Your instructions —
Copy each line below that includes "boiling".

Data records:
------------------------------------------------
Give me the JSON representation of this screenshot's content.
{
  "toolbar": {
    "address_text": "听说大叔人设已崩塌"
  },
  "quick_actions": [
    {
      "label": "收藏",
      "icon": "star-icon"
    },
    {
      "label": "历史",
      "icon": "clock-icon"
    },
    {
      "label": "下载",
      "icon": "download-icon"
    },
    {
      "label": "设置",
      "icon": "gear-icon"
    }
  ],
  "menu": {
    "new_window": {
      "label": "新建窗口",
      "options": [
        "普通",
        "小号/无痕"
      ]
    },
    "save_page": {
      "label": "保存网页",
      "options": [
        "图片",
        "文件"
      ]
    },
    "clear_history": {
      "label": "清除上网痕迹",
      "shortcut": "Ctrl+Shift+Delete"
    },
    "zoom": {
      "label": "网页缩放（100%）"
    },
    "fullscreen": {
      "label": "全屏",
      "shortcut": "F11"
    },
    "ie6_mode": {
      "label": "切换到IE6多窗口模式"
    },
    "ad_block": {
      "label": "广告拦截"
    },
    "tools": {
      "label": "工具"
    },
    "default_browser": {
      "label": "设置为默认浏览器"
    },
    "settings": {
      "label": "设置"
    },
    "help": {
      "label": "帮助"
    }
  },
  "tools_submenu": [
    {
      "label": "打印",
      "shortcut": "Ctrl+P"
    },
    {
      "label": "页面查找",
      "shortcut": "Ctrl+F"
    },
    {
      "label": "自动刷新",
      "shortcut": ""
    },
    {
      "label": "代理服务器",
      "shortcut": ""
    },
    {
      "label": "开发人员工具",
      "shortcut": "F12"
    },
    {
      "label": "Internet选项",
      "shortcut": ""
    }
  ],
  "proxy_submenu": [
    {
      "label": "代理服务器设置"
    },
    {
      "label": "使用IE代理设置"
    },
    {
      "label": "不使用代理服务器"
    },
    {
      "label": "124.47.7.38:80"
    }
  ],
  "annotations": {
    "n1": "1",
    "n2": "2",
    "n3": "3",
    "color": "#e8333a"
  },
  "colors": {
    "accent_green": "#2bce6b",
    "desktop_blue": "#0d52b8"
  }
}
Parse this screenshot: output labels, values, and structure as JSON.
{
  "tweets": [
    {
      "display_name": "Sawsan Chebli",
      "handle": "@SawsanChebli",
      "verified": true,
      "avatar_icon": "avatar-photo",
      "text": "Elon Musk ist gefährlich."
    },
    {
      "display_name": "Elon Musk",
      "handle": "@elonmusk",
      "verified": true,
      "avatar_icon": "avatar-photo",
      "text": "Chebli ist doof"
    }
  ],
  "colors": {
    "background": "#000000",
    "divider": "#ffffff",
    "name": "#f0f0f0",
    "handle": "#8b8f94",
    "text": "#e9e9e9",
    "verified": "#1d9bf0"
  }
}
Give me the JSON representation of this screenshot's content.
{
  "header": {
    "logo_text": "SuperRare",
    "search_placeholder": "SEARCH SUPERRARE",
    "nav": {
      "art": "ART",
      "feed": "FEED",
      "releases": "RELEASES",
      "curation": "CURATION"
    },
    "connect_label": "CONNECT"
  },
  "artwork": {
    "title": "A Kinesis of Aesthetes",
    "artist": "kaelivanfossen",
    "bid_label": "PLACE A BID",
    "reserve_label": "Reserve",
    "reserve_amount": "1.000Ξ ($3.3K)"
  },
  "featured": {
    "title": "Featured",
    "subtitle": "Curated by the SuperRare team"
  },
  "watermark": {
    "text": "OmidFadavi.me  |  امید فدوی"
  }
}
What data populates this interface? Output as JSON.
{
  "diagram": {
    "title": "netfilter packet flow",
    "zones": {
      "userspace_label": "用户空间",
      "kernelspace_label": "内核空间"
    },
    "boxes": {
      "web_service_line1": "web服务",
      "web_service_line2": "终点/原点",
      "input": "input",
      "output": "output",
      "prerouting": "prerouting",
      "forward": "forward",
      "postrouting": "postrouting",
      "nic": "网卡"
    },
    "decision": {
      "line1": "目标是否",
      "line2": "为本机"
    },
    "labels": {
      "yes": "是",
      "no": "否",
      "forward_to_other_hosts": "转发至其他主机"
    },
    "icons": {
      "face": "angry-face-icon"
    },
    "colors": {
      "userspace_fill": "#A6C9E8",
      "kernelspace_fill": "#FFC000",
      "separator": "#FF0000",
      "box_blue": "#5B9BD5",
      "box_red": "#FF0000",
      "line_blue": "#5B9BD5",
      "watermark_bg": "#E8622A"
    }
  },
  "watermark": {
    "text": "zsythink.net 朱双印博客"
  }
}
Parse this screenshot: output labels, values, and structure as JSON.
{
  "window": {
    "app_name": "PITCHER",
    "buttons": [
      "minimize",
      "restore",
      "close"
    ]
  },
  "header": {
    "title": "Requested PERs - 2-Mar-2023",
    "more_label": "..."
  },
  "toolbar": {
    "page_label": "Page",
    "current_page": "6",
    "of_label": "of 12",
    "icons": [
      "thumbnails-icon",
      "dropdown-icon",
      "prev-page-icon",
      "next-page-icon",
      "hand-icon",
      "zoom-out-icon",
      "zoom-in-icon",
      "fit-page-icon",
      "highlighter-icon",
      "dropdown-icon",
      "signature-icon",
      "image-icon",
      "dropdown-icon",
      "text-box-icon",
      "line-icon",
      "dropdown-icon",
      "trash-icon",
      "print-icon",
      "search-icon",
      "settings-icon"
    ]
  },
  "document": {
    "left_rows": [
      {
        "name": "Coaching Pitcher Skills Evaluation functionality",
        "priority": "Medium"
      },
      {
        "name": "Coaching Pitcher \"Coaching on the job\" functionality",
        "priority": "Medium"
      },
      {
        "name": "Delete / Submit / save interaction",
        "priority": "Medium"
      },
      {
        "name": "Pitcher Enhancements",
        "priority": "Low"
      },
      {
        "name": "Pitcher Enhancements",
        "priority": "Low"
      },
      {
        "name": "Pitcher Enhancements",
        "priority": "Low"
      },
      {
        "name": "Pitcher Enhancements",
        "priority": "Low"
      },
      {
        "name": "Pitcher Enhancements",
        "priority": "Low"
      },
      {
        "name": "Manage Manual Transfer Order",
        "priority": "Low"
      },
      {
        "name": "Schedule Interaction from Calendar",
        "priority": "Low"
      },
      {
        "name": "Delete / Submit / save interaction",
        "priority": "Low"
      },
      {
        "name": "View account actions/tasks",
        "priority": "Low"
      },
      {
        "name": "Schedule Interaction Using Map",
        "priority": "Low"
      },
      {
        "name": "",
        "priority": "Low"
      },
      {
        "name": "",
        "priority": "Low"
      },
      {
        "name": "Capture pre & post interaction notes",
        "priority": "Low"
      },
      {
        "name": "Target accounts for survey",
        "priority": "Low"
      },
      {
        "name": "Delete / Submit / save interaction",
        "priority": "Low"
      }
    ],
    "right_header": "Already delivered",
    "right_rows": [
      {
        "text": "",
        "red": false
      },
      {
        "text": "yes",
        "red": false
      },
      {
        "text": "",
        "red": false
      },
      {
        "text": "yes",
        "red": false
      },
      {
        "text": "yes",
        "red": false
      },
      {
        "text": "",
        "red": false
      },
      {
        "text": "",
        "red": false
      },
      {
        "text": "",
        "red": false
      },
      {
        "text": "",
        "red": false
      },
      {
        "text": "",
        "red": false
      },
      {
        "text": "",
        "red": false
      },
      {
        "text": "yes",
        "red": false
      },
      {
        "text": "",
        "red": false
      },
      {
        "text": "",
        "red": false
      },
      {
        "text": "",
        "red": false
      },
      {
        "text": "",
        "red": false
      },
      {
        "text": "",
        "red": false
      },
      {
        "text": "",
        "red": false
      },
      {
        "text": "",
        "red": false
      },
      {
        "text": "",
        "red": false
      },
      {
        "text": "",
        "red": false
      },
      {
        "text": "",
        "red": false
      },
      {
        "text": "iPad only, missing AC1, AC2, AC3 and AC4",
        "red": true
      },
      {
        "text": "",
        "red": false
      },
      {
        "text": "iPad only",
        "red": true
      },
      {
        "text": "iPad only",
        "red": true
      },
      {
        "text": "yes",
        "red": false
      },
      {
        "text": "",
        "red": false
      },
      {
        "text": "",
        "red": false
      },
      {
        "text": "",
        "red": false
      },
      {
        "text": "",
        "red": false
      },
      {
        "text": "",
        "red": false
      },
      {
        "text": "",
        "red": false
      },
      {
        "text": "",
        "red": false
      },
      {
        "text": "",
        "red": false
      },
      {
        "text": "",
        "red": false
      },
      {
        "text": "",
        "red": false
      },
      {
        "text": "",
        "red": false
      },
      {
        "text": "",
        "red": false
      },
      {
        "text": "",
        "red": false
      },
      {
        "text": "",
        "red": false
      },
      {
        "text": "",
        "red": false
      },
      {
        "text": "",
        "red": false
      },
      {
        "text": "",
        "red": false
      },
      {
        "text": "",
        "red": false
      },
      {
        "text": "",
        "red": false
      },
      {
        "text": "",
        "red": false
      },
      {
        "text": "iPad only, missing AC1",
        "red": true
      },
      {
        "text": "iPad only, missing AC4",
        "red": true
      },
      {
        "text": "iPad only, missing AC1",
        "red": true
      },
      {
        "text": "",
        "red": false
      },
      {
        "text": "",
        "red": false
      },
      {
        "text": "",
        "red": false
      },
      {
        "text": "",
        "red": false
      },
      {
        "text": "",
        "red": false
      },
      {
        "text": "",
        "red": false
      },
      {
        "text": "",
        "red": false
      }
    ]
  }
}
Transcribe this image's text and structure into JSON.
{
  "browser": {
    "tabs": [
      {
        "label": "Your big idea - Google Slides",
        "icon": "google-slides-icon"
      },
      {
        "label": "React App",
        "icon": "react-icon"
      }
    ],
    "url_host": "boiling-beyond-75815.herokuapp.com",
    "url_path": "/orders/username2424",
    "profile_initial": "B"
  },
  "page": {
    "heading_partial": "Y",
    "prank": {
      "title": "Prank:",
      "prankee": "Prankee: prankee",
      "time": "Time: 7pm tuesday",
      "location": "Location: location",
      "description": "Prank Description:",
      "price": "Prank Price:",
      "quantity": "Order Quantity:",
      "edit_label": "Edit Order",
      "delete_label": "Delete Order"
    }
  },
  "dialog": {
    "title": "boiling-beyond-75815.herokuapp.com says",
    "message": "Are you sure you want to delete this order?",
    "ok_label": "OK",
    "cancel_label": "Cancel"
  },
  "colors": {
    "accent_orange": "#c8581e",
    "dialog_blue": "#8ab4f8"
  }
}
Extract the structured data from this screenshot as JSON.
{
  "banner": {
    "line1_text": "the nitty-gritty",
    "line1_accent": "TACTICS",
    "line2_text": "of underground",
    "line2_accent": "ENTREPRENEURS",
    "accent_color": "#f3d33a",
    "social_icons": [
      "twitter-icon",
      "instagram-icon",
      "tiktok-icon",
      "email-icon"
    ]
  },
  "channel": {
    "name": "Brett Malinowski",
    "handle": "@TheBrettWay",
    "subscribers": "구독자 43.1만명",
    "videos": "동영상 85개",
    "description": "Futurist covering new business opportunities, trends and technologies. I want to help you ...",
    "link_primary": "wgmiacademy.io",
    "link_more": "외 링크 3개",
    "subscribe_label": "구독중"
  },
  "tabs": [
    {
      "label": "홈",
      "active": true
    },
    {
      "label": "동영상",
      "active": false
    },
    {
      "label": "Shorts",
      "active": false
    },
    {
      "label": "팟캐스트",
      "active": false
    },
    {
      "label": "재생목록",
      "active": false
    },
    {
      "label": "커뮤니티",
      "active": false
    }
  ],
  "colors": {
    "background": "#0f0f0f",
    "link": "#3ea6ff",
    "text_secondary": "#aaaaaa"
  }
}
------------------------------------------------
Final result —
    "url_host": "boiling-beyond-75815.herokuapp.com",
    "title": "boiling-beyond-75815.herokuapp.com says",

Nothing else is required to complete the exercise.